YOUR TASK: Update the records below by putting "Total Expenditure per Capita" in place of "Total Spending per Capita" and changing nothing else. Leave the pictures out of your answer.
* START *
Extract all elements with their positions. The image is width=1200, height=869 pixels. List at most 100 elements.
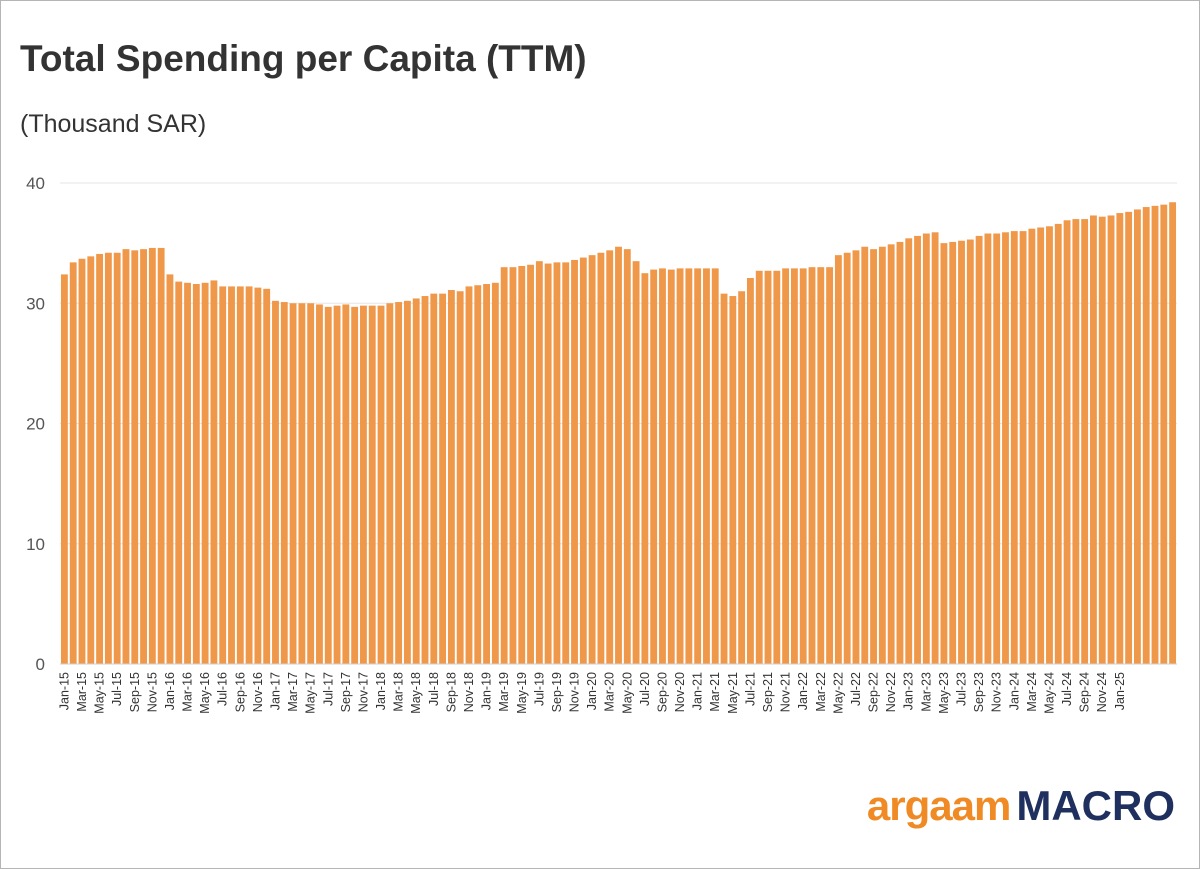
x-tick-label: Jan-16 [163,672,177,710]
bar [219,286,227,664]
bar [122,249,130,664]
bar [808,267,816,664]
bar [403,300,411,664]
bar [966,239,974,664]
bar [1046,226,1053,665]
x-tick-label: May-17 [304,672,318,714]
bar [386,303,394,664]
x-tick-label: Sep-24 [1078,672,1092,712]
bar [280,302,288,664]
bar [1010,231,1018,664]
x-tick-label: May-16 [198,672,212,714]
x-tick-label: Jul-23 [955,672,969,706]
bar [1019,231,1027,664]
bar [799,268,807,664]
bar [1063,220,1071,664]
x-tick-label: Jul-20 [638,672,652,706]
bar [1054,223,1062,664]
y-tick-label: 40 [26,174,45,193]
x-tick-label: Jul-22 [849,672,863,706]
bar [236,286,244,664]
bar [676,268,684,664]
bar [78,258,86,664]
bar [518,265,526,664]
bar [175,281,183,664]
bar [509,267,517,664]
x-tick-label: Mar-18 [392,672,406,712]
x-tick-label: Nov-22 [884,672,898,712]
bar [597,252,605,664]
chart-title: Total Spending per Capita (TTM) [20,38,587,79]
bar [465,286,473,664]
y-tick-label: 10 [26,535,45,554]
bar [148,247,156,664]
bar [140,249,147,664]
x-tick-label: Mar-16 [181,672,195,712]
bar [861,246,869,665]
x-tick-label: Jan-20 [585,672,599,710]
bar [993,233,1001,664]
bar [210,280,218,664]
bar [914,235,921,664]
x-tick-label: Nov-18 [462,672,476,712]
bar [606,250,614,664]
bar [1037,227,1045,664]
bar [931,232,939,665]
x-tick-label: Nov-24 [1095,672,1109,712]
bar [333,305,341,664]
bar [192,284,200,664]
x-tick-label: Jan-19 [480,672,494,710]
bar [615,246,622,665]
x-tick-label: Jan-17 [268,672,282,710]
x-tick-label: Nov-20 [673,672,687,712]
x-tick-label: Nov-15 [145,672,159,712]
bar [342,304,350,664]
logo-product-text: MACRO [1016,782,1175,829]
bar [852,250,860,664]
bar [632,261,640,664]
x-tick-label: Jan-18 [374,672,388,710]
bar [272,300,279,664]
x-tick-label: Sep-15 [128,672,142,712]
bar [667,269,675,664]
bar [958,240,965,664]
y-tick-label: 20 [26,415,45,434]
bar [755,270,763,664]
bars [60,202,1177,665]
bar [307,303,315,664]
bar [834,255,842,664]
bar [166,274,174,664]
bar [940,243,948,664]
bar [1116,213,1124,664]
x-tick-label: Sep-21 [761,672,775,712]
x-tick-label: May-22 [831,672,845,714]
bar [905,238,913,664]
bar [659,268,666,664]
bar [975,235,983,664]
x-tick-label: Mar-23 [919,672,933,712]
bar [588,255,596,664]
bar [843,252,851,664]
x-tick-label: Sep-18 [444,672,458,712]
x-tick-label: Nov-23 [990,672,1004,712]
bar [500,267,508,664]
x-tick-label: Jul-19 [532,672,546,706]
bar [738,291,746,664]
bar [1133,209,1141,664]
x-tick-label: Jul-18 [427,672,441,706]
bar [412,298,420,664]
bar [571,259,578,664]
x-tick-label: May-20 [620,672,634,714]
bar [421,296,429,664]
bar [1169,202,1177,665]
x-tick-label: May-19 [515,672,529,714]
bar [298,303,306,664]
bar [324,306,332,664]
x-tick-label: Jan-25 [1113,672,1127,710]
x-tick-label: Jan-15 [57,672,71,710]
bar [474,285,482,664]
bar [60,274,68,664]
bar [826,267,834,664]
bar [703,268,710,664]
x-tick-label: Mar-21 [708,672,722,712]
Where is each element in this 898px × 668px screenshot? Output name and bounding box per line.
* END *
RESULT OF THE EXERCISE:
Extract all elements with their positions. The image is width=1200, height=869 pixels. List at most 100 elements.
x-tick-label: Jan-16 [163,672,177,710]
bar [219,286,227,664]
bar [122,249,130,664]
bar [808,267,816,664]
bar [403,300,411,664]
bar [966,239,974,664]
bar [1046,226,1053,665]
x-tick-label: May-17 [304,672,318,714]
bar [386,303,394,664]
x-tick-label: Sep-24 [1078,672,1092,712]
bar [280,302,288,664]
bar [1010,231,1018,664]
x-tick-label: May-16 [198,672,212,714]
x-tick-label: Jul-23 [955,672,969,706]
bar [1019,231,1027,664]
bar [799,268,807,664]
bar [1063,220,1071,664]
x-tick-label: Jul-20 [638,672,652,706]
bar [1054,223,1062,664]
y-tick-label: 40 [26,174,45,193]
x-tick-label: Jul-22 [849,672,863,706]
bar [236,286,244,664]
bar [676,268,684,664]
bar [78,258,86,664]
bar [518,265,526,664]
bar [175,281,183,664]
bar [509,267,517,664]
x-tick-label: Mar-18 [392,672,406,712]
x-tick-label: Nov-22 [884,672,898,712]
bar [597,252,605,664]
chart-title: Total Expenditure per Capita (TTM) [20,38,587,79]
bar [465,286,473,664]
y-tick-label: 10 [26,535,45,554]
bar [148,247,156,664]
bar [140,249,147,664]
x-tick-label: Mar-16 [181,672,195,712]
bar [861,246,869,665]
x-tick-label: Jan-20 [585,672,599,710]
bar [993,233,1001,664]
bar [210,280,218,664]
bar [914,235,921,664]
x-tick-label: Nov-18 [462,672,476,712]
bar [606,250,614,664]
bar [1037,227,1045,664]
bar [931,232,939,665]
x-tick-label: Nov-24 [1095,672,1109,712]
bar [333,305,341,664]
bar [192,284,200,664]
x-tick-label: Jan-19 [480,672,494,710]
bar [615,246,622,665]
x-tick-label: Jan-17 [268,672,282,710]
x-tick-label: Nov-20 [673,672,687,712]
x-tick-label: Nov-15 [145,672,159,712]
bar [342,304,350,664]
logo-product-text: MACRO [1016,782,1175,829]
bar [852,250,860,664]
bar [632,261,640,664]
x-tick-label: Jan-18 [374,672,388,710]
bar [272,300,279,664]
x-tick-label: Sep-15 [128,672,142,712]
bar [667,269,675,664]
bar [958,240,965,664]
y-tick-label: 20 [26,415,45,434]
bar [755,270,763,664]
bars [60,202,1177,665]
bar [307,303,315,664]
bar [834,255,842,664]
bar [166,274,174,664]
bar [940,243,948,664]
bar [1116,213,1124,664]
x-tick-label: Sep-21 [761,672,775,712]
x-tick-label: May-22 [831,672,845,714]
bar [905,238,913,664]
bar [659,268,666,664]
bar [975,235,983,664]
x-tick-label: Mar-23 [919,672,933,712]
bar [588,255,596,664]
bar [843,252,851,664]
x-tick-label: Sep-18 [444,672,458,712]
x-tick-label: Nov-23 [990,672,1004,712]
bar [500,267,508,664]
x-tick-label: Jul-19 [532,672,546,706]
bar [738,291,746,664]
bar [1133,209,1141,664]
x-tick-label: Jul-18 [427,672,441,706]
bar [412,298,420,664]
bar [571,259,578,664]
x-tick-label: May-20 [620,672,634,714]
bar [421,296,429,664]
bar [1169,202,1177,665]
x-tick-label: May-19 [515,672,529,714]
bar [298,303,306,664]
bar [324,306,332,664]
x-tick-label: Jan-25 [1113,672,1127,710]
x-tick-label: Jan-15 [57,672,71,710]
bar [474,285,482,664]
bar [60,274,68,664]
bar [826,267,834,664]
bar [703,268,710,664]
x-tick-label: Mar-21 [708,672,722,712]
Where is each element in this 898px × 668px screenshot? Output name and bounding box per line.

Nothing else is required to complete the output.